··· Document text

GCSE Maths Algebra Simult. Equations

Here is everything you need to know about quadratic simultaneous equations for GCSE maths (Edexcel, AQA and OCR).

You’ll learn what quadratic simultaneous equations are and how to solve them algebraically. We will also discuss their relationship to graphs and how they can be solved graphically.

Look out for the quadratic simultaneous equations worksheets and exam questions at the end.

## What are quadratic simultaneous equations?

Quadratic simultaneous equations are two or more equations that share variables that are raised to powers up to 2 e.g. x2 and y2.

Below are examples of quadratic simultaneous equations that are made up of a pair of equations; one linear equation and one equation with quadratic elements.

\begin{aligned} y&=x+3 \\ y&=x^{2}+5 x-2 \end{aligned}

\begin{aligned} y^{2}+x^{2}&=29 \\ x+7 \quad&=y \end{aligned}

\begin{aligned} 2 x^{2}-8 y^{2}&=18 \\ 3 x+4 y&=7 \end{aligned}

One key difference of quadratic simultaneous equations is that we can expect multiple answers. This is because of the way the graphs of linear and quadratic or other non-linear functions can intersect.

······
··· Material provided

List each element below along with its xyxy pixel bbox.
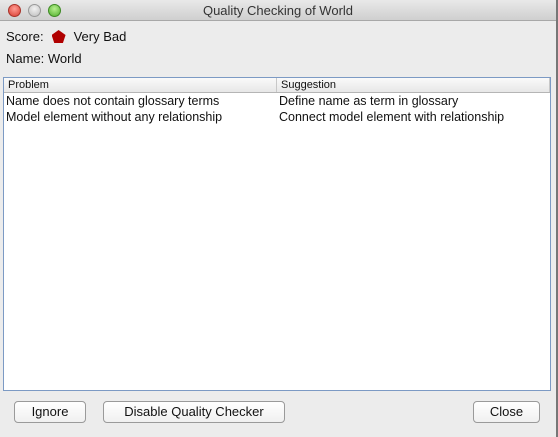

······

§ Work to complete:
1. Name the exam boards that the page on quadratic simultaneous equations mentions.
2. In the page on quadratic simultaneous equations, copy word for word the passage from "Quadratic simultaneous equations are two" to "with quadratic elements.".

§ Set of answers:
1. Edexcel, AQA and OCR

2.
Quadratic simultaneous equations are two or more equations that share variables that are raised to powers up to 2 e.g. x2 and y2.

Below are examples of quadratic simultaneous equations that are made up of a pair of equations; one linear equation and one equation with quadratic elements.